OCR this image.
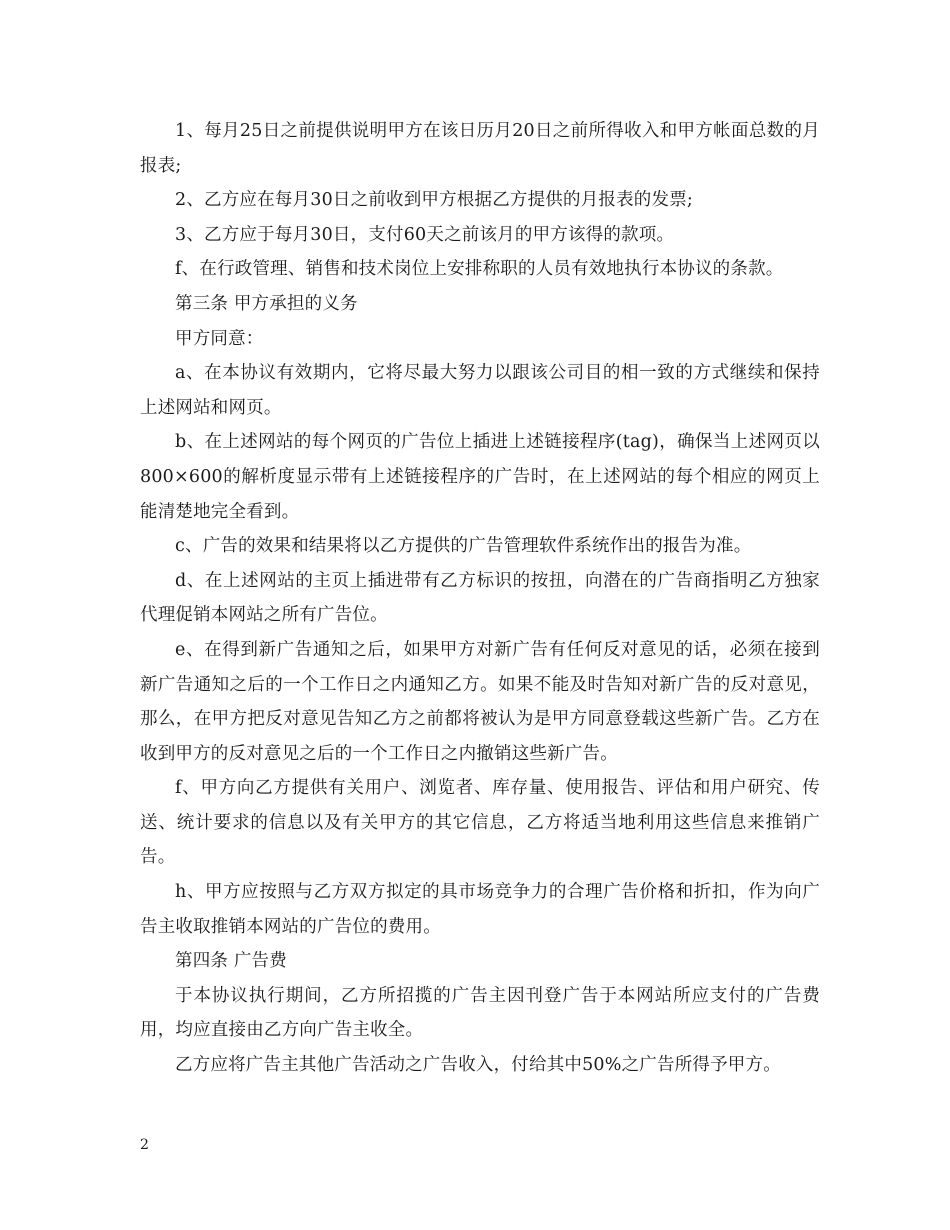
1、每月25日之前提供说明甲方在该日历月20日之前所得收入和甲方帐面总数的月报表;

2、乙方应在每月30日之前收到甲方根据乙方提供的月报表的发票;

3、乙方应于每月30日，支付60天之前该月的甲方该得的款项。

f、在行政管理、销售和技术岗位上安排称职的人员有效地执行本协议的条款。

第三条 甲方承担的义务

甲方同意：

a、在本协议有效期内，它将尽最大努力以跟该公司目的相一致的方式继续和保持上述网站和网页。

b、在上述网站的每个网页的广告位上插进上述链接程序(tag)，确保当上述网页以800×600的解析度显示带有上述链接程序的广告时，在上述网站的每个相应的网页上能清楚地完全看到。

c、广告的效果和结果将以乙方提供的广告管理软件系统作出的报告为准。

d、在上述网站的主页上插进带有乙方标识的按扭，向潜在的广告商指明乙方独家代理促销本网站之所有广告位。

e、在得到新广告通知之后，如果甲方对新广告有任何反对意见的话，必须在接到新广告通知之后的一个工作日之内通知乙方。如果不能及时告知对新广告的反对意见，那么，在甲方把反对意见告知乙方之前都将被认为是甲方同意登载这些新广告。乙方在收到甲方的反对意见之后的一个工作日之内撤销这些新广告。

f、甲方向乙方提供有关用户、浏览者、库存量、使用报告、评估和用户研究、传送、统计要求的信息以及有关甲方的其它信息，乙方将适当地利用这些信息来推销广告。

h、甲方应按照与乙方双方拟定的具市场竞争力的合理广告价格和折扣，作为向广告主收取推销本网站的广告位的费用。

第四条 广告费

于本协议执行期间，乙方所招揽的广告主因刊登广告于本网站所应支付的广告费用，均应直接由乙方向广告主收全。

乙方应将广告主其他广告活动之广告收入，付给其中50%之广告所得予甲方。

2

Required work: Reproduce every record above exactly, but leave out the pictures.

Written solution:
OCR this image.
1、每月25日之前提供说明甲方在该日历月20日之前所得收入和甲方帐面总数的月报表;

2、乙方应在每月30日之前收到甲方根据乙方提供的月报表的发票;

3、乙方应于每月30日，支付60天之前该月的甲方该得的款项。

f、在行政管理、销售和技术岗位上安排称职的人员有效地执行本协议的条款。

第三条 甲方承担的义务

甲方同意：

a、在本协议有效期内，它将尽最大努力以跟该公司目的相一致的方式继续和保持上述网站和网页。

b、在上述网站的每个网页的广告位上插进上述链接程序(tag)，确保当上述网页以800×600的解析度显示带有上述链接程序的广告时，在上述网站的每个相应的网页上能清楚地完全看到。

c、广告的效果和结果将以乙方提供的广告管理软件系统作出的报告为准。

d、在上述网站的主页上插进带有乙方标识的按扭，向潜在的广告商指明乙方独家代理促销本网站之所有广告位。

e、在得到新广告通知之后，如果甲方对新广告有任何反对意见的话，必须在接到新广告通知之后的一个工作日之内通知乙方。如果不能及时告知对新广告的反对意见，那么，在甲方把反对意见告知乙方之前都将被认为是甲方同意登载这些新广告。乙方在收到甲方的反对意见之后的一个工作日之内撤销这些新广告。

f、甲方向乙方提供有关用户、浏览者、库存量、使用报告、评估和用户研究、传送、统计要求的信息以及有关甲方的其它信息，乙方将适当地利用这些信息来推销广告。

h、甲方应按照与乙方双方拟定的具市场竞争力的合理广告价格和折扣，作为向广告主收取推销本网站的广告位的费用。

第四条 广告费

于本协议执行期间，乙方所招揽的广告主因刊登广告于本网站所应支付的广告费用，均应直接由乙方向广告主收全。

乙方应将广告主其他广告活动之广告收入，付给其中50%之广告所得予甲方。

2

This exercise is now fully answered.